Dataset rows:
•••••
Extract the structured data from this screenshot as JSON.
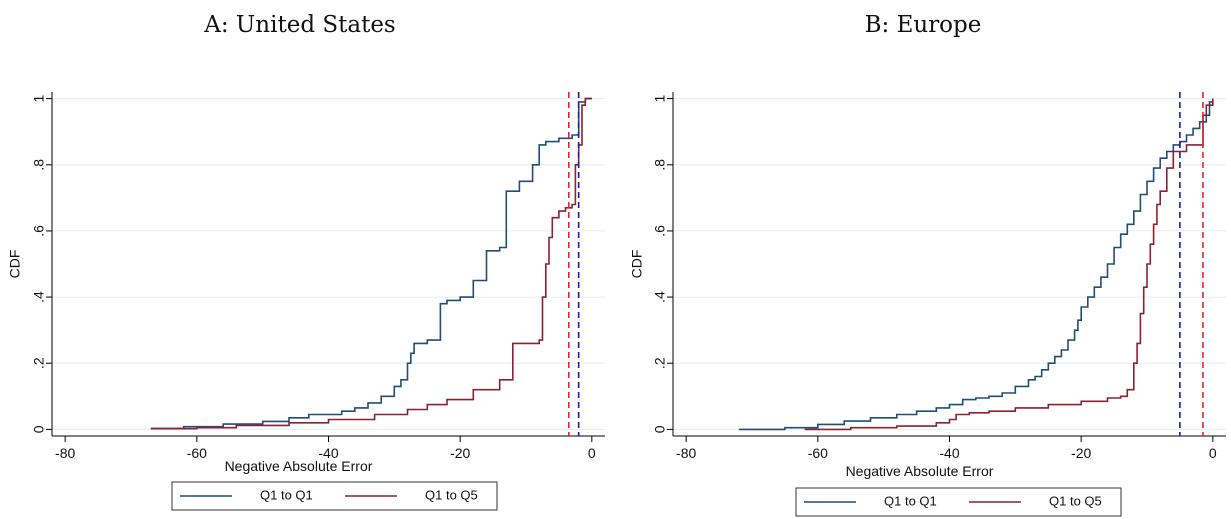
{
  "chart_data": [
    {
      "type": "line",
      "title": "A: United States",
      "xlabel": "Negative Absolute Error",
      "ylabel": "CDF",
      "xlim": [
        -82,
        2
      ],
      "ylim": [
        -0.02,
        1.02
      ],
      "xticks": [
        -80,
        -60,
        -40,
        -20,
        0
      ],
      "xtick_labels": [
        "-80",
        "-60",
        "-40",
        "-20",
        "0"
      ],
      "yticks": [
        0,
        0.2,
        0.4,
        0.6,
        0.8,
        1
      ],
      "ytick_labels": [
        "0",
        ".2",
        ".4",
        ".6",
        ".8",
        "1"
      ],
      "grid": true,
      "legend_position": "bottom",
      "series": [
        {
          "name": "Q1 to Q1",
          "color": "#1f4e79",
          "style": "step",
          "points": [
            [
              -67,
              0.003
            ],
            [
              -62,
              0.008
            ],
            [
              -56,
              0.016
            ],
            [
              -50,
              0.024
            ],
            [
              -46,
              0.035
            ],
            [
              -43,
              0.045
            ],
            [
              -38,
              0.055
            ],
            [
              -36,
              0.065
            ],
            [
              -34,
              0.08
            ],
            [
              -32,
              0.1
            ],
            [
              -30,
              0.13
            ],
            [
              -29,
              0.15
            ],
            [
              -28,
              0.2
            ],
            [
              -27.5,
              0.23
            ],
            [
              -27,
              0.26
            ],
            [
              -25,
              0.27
            ],
            [
              -23,
              0.38
            ],
            [
              -22,
              0.39
            ],
            [
              -20,
              0.4
            ],
            [
              -18,
              0.45
            ],
            [
              -16,
              0.54
            ],
            [
              -14,
              0.55
            ],
            [
              -13,
              0.72
            ],
            [
              -11,
              0.75
            ],
            [
              -9,
              0.8
            ],
            [
              -8,
              0.86
            ],
            [
              -7,
              0.87
            ],
            [
              -5,
              0.88
            ],
            [
              -3,
              0.89
            ],
            [
              -2,
              0.99
            ],
            [
              -1,
              1.0
            ],
            [
              0,
              1.0
            ]
          ]
        },
        {
          "name": "Q1 to Q5",
          "color": "#8b2231",
          "style": "step",
          "points": [
            [
              -67,
              0.002
            ],
            [
              -60,
              0.005
            ],
            [
              -54,
              0.012
            ],
            [
              -46,
              0.02
            ],
            [
              -40,
              0.03
            ],
            [
              -33,
              0.045
            ],
            [
              -28,
              0.06
            ],
            [
              -25,
              0.075
            ],
            [
              -22,
              0.09
            ],
            [
              -18,
              0.12
            ],
            [
              -14,
              0.15
            ],
            [
              -12,
              0.26
            ],
            [
              -8,
              0.27
            ],
            [
              -7.5,
              0.4
            ],
            [
              -7,
              0.5
            ],
            [
              -6.5,
              0.58
            ],
            [
              -6,
              0.64
            ],
            [
              -5,
              0.66
            ],
            [
              -4,
              0.67
            ],
            [
              -3,
              0.68
            ],
            [
              -2.5,
              0.8
            ],
            [
              -2,
              0.86
            ],
            [
              -1.5,
              0.98
            ],
            [
              -1,
              1.0
            ],
            [
              0,
              1.0
            ]
          ]
        }
      ],
      "vlines": [
        {
          "x": -3.5,
          "color": "#e8222e"
        },
        {
          "x": -2.0,
          "color": "#1a1ab0"
        }
      ]
    },
    {
      "type": "line",
      "title": "B: Europe",
      "xlabel": "Negative Absolute Error",
      "ylabel": "CDF",
      "xlim": [
        -82,
        2
      ],
      "ylim": [
        -0.02,
        1.02
      ],
      "xticks": [
        -80,
        -60,
        -40,
        -20,
        0
      ],
      "xtick_labels": [
        "-80",
        "-60",
        "-40",
        "-20",
        "0"
      ],
      "yticks": [
        0,
        0.2,
        0.4,
        0.6,
        0.8,
        1
      ],
      "ytick_labels": [
        "0",
        ".2",
        ".4",
        ".6",
        ".8",
        "1"
      ],
      "grid": true,
      "legend_position": "bottom",
      "series": [
        {
          "name": "Q1 to Q1",
          "color": "#1f4e79",
          "style": "step",
          "points": [
            [
              -72,
              0.0
            ],
            [
              -65,
              0.005
            ],
            [
              -60,
              0.015
            ],
            [
              -56,
              0.025
            ],
            [
              -52,
              0.035
            ],
            [
              -48,
              0.045
            ],
            [
              -45,
              0.055
            ],
            [
              -42,
              0.065
            ],
            [
              -40,
              0.075
            ],
            [
              -38,
              0.09
            ],
            [
              -36,
              0.095
            ],
            [
              -34,
              0.1
            ],
            [
              -32,
              0.11
            ],
            [
              -30,
              0.13
            ],
            [
              -28,
              0.15
            ],
            [
              -27,
              0.16
            ],
            [
              -26,
              0.18
            ],
            [
              -25,
              0.2
            ],
            [
              -24,
              0.22
            ],
            [
              -23,
              0.24
            ],
            [
              -22,
              0.27
            ],
            [
              -21,
              0.3
            ],
            [
              -20.5,
              0.33
            ],
            [
              -20,
              0.37
            ],
            [
              -19,
              0.4
            ],
            [
              -18,
              0.43
            ],
            [
              -17,
              0.46
            ],
            [
              -16,
              0.5
            ],
            [
              -15,
              0.55
            ],
            [
              -14,
              0.59
            ],
            [
              -13,
              0.62
            ],
            [
              -12,
              0.66
            ],
            [
              -11,
              0.71
            ],
            [
              -10,
              0.75
            ],
            [
              -9,
              0.79
            ],
            [
              -8,
              0.82
            ],
            [
              -7,
              0.84
            ],
            [
              -6,
              0.86
            ],
            [
              -5,
              0.87
            ],
            [
              -4,
              0.89
            ],
            [
              -3,
              0.91
            ],
            [
              -2,
              0.93
            ],
            [
              -1,
              0.95
            ],
            [
              -0.5,
              0.99
            ],
            [
              0,
              1.0
            ]
          ]
        },
        {
          "name": "Q1 to Q5",
          "color": "#8b2231",
          "style": "step",
          "points": [
            [
              -62,
              0.0
            ],
            [
              -55,
              0.005
            ],
            [
              -48,
              0.01
            ],
            [
              -42,
              0.02
            ],
            [
              -40,
              0.03
            ],
            [
              -39,
              0.045
            ],
            [
              -37,
              0.05
            ],
            [
              -34,
              0.055
            ],
            [
              -30,
              0.065
            ],
            [
              -25,
              0.075
            ],
            [
              -20,
              0.085
            ],
            [
              -16,
              0.095
            ],
            [
              -14,
              0.1
            ],
            [
              -13,
              0.12
            ],
            [
              -12,
              0.2
            ],
            [
              -11.5,
              0.26
            ],
            [
              -11,
              0.35
            ],
            [
              -10.5,
              0.43
            ],
            [
              -10,
              0.5
            ],
            [
              -9.5,
              0.56
            ],
            [
              -9,
              0.62
            ],
            [
              -8.5,
              0.68
            ],
            [
              -8,
              0.72
            ],
            [
              -7,
              0.79
            ],
            [
              -6,
              0.84
            ],
            [
              -4,
              0.86
            ],
            [
              -2,
              0.86
            ],
            [
              -1.5,
              0.95
            ],
            [
              -1,
              0.98
            ],
            [
              0,
              1.0
            ]
          ]
        }
      ],
      "vlines": [
        {
          "x": -5.0,
          "color": "#1a1ab0"
        },
        {
          "x": -1.5,
          "color": "#e8222e"
        }
      ]
    }
  ]
}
•••••
Leave the images out, please, and restate each line word for word.

Exercise response
Extract the structured data from this screenshot as JSON.
{
  "chart_data": [
    {
      "type": "line",
      "title": "A: United States",
      "xlabel": "Negative Absolute Error",
      "ylabel": "CDF",
      "xlim": [
        -82,
        2
      ],
      "ylim": [
        -0.02,
        1.02
      ],
      "xticks": [
        -80,
        -60,
        -40,
        -20,
        0
      ],
      "xtick_labels": [
        "-80",
        "-60",
        "-40",
        "-20",
        "0"
      ],
      "yticks": [
        0,
        0.2,
        0.4,
        0.6,
        0.8,
        1
      ],
      "ytick_labels": [
        "0",
        ".2",
        ".4",
        ".6",
        ".8",
        "1"
      ],
      "grid": true,
      "legend_position": "bottom",
      "series": [
        {
          "name": "Q1 to Q1",
          "color": "#1f4e79",
          "style": "step",
          "points": [
            [
              -67,
              0.003
            ],
            [
              -62,
              0.008
            ],
            [
              -56,
              0.016
            ],
            [
              -50,
              0.024
            ],
            [
              -46,
              0.035
            ],
            [
              -43,
              0.045
            ],
            [
              -38,
              0.055
            ],
            [
              -36,
              0.065
            ],
            [
              -34,
              0.08
            ],
            [
              -32,
              0.1
            ],
            [
              -30,
              0.13
            ],
            [
              -29,
              0.15
            ],
            [
              -28,
              0.2
            ],
            [
              -27.5,
              0.23
            ],
            [
              -27,
              0.26
            ],
            [
              -25,
              0.27
            ],
            [
              -23,
              0.38
            ],
            [
              -22,
              0.39
            ],
            [
              -20,
              0.4
            ],
            [
              -18,
              0.45
            ],
            [
              -16,
              0.54
            ],
            [
              -14,
              0.55
            ],
            [
              -13,
              0.72
            ],
            [
              -11,
              0.75
            ],
            [
              -9,
              0.8
            ],
            [
              -8,
              0.86
            ],
            [
              -7,
              0.87
            ],
            [
              -5,
              0.88
            ],
            [
              -3,
              0.89
            ],
            [
              -2,
              0.99
            ],
            [
              -1,
              1.0
            ],
            [
              0,
              1.0
            ]
          ]
        },
        {
          "name": "Q1 to Q5",
          "color": "#8b2231",
          "style": "step",
          "points": [
            [
              -67,
              0.002
            ],
            [
              -60,
              0.005
            ],
            [
              -54,
              0.012
            ],
            [
              -46,
              0.02
            ],
            [
              -40,
              0.03
            ],
            [
              -33,
              0.045
            ],
            [
              -28,
              0.06
            ],
            [
              -25,
              0.075
            ],
            [
              -22,
              0.09
            ],
            [
              -18,
              0.12
            ],
            [
              -14,
              0.15
            ],
            [
              -12,
              0.26
            ],
            [
              -8,
              0.27
            ],
            [
              -7.5,
              0.4
            ],
            [
              -7,
              0.5
            ],
            [
              -6.5,
              0.58
            ],
            [
              -6,
              0.64
            ],
            [
              -5,
              0.66
            ],
            [
              -4,
              0.67
            ],
            [
              -3,
              0.68
            ],
            [
              -2.5,
              0.8
            ],
            [
              -2,
              0.86
            ],
            [
              -1.5,
              0.98
            ],
            [
              -1,
              1.0
            ],
            [
              0,
              1.0
            ]
          ]
        }
      ],
      "vlines": [
        {
          "x": -3.5,
          "color": "#e8222e"
        },
        {
          "x": -2.0,
          "color": "#1a1ab0"
        }
      ]
    },
    {
      "type": "line",
      "title": "B: Europe",
      "xlabel": "Negative Absolute Error",
      "ylabel": "CDF",
      "xlim": [
        -82,
        2
      ],
      "ylim": [
        -0.02,
        1.02
      ],
      "xticks": [
        -80,
        -60,
        -40,
        -20,
        0
      ],
      "xtick_labels": [
        "-80",
        "-60",
        "-40",
        "-20",
        "0"
      ],
      "yticks": [
        0,
        0.2,
        0.4,
        0.6,
        0.8,
        1
      ],
      "ytick_labels": [
        "0",
        ".2",
        ".4",
        ".6",
        ".8",
        "1"
      ],
      "grid": true,
      "legend_position": "bottom",
      "series": [
        {
          "name": "Q1 to Q1",
          "color": "#1f4e79",
          "style": "step",
          "points": [
            [
              -72,
              0.0
            ],
            [
              -65,
              0.005
            ],
            [
              -60,
              0.015
            ],
            [
              -56,
              0.025
            ],
            [
              -52,
              0.035
            ],
            [
              -48,
              0.045
            ],
            [
              -45,
              0.055
            ],
            [
              -42,
              0.065
            ],
            [
              -40,
              0.075
            ],
            [
              -38,
              0.09
            ],
            [
              -36,
              0.095
            ],
            [
              -34,
              0.1
            ],
            [
              -32,
              0.11
            ],
            [
              -30,
              0.13
            ],
            [
              -28,
              0.15
            ],
            [
              -27,
              0.16
            ],
            [
              -26,
              0.18
            ],
            [
              -25,
              0.2
            ],
            [
              -24,
              0.22
            ],
            [
              -23,
              0.24
            ],
            [
              -22,
              0.27
            ],
            [
              -21,
              0.3
            ],
            [
              -20.5,
              0.33
            ],
            [
              -20,
              0.37
            ],
            [
              -19,
              0.4
            ],
            [
              -18,
              0.43
            ],
            [
              -17,
              0.46
            ],
            [
              -16,
              0.5
            ],
            [
              -15,
              0.55
            ],
            [
              -14,
              0.59
            ],
            [
              -13,
              0.62
            ],
            [
              -12,
              0.66
            ],
            [
              -11,
              0.71
            ],
            [
              -10,
              0.75
            ],
            [
              -9,
              0.79
            ],
            [
              -8,
              0.82
            ],
            [
              -7,
              0.84
            ],
            [
              -6,
              0.86
            ],
            [
              -5,
              0.87
            ],
            [
              -4,
              0.89
            ],
            [
              -3,
              0.91
            ],
            [
              -2,
              0.93
            ],
            [
              -1,
              0.95
            ],
            [
              -0.5,
              0.99
            ],
            [
              0,
              1.0
            ]
          ]
        },
        {
          "name": "Q1 to Q5",
          "color": "#8b2231",
          "style": "step",
          "points": [
            [
              -62,
              0.0
            ],
            [
              -55,
              0.005
            ],
            [
              -48,
              0.01
            ],
            [
              -42,
              0.02
            ],
            [
              -40,
              0.03
            ],
            [
              -39,
              0.045
            ],
            [
              -37,
              0.05
            ],
            [
              -34,
              0.055
            ],
            [
              -30,
              0.065
            ],
            [
              -25,
              0.075
            ],
            [
              -20,
              0.085
            ],
            [
              -16,
              0.095
            ],
            [
              -14,
              0.1
            ],
            [
              -13,
              0.12
            ],
            [
              -12,
              0.2
            ],
            [
              -11.5,
              0.26
            ],
            [
              -11,
              0.35
            ],
            [
              -10.5,
              0.43
            ],
            [
              -10,
              0.5
            ],
            [
              -9.5,
              0.56
            ],
            [
              -9,
              0.62
            ],
            [
              -8.5,
              0.68
            ],
            [
              -8,
              0.72
            ],
            [
              -7,
              0.79
            ],
            [
              -6,
              0.84
            ],
            [
              -4,
              0.86
            ],
            [
              -2,
              0.86
            ],
            [
              -1.5,
              0.95
            ],
            [
              -1,
              0.98
            ],
            [
              0,
              1.0
            ]
          ]
        }
      ],
      "vlines": [
        {
          "x": -5.0,
          "color": "#1a1ab0"
        },
        {
          "x": -1.5,
          "color": "#e8222e"
        }
      ]
    }
  ]
}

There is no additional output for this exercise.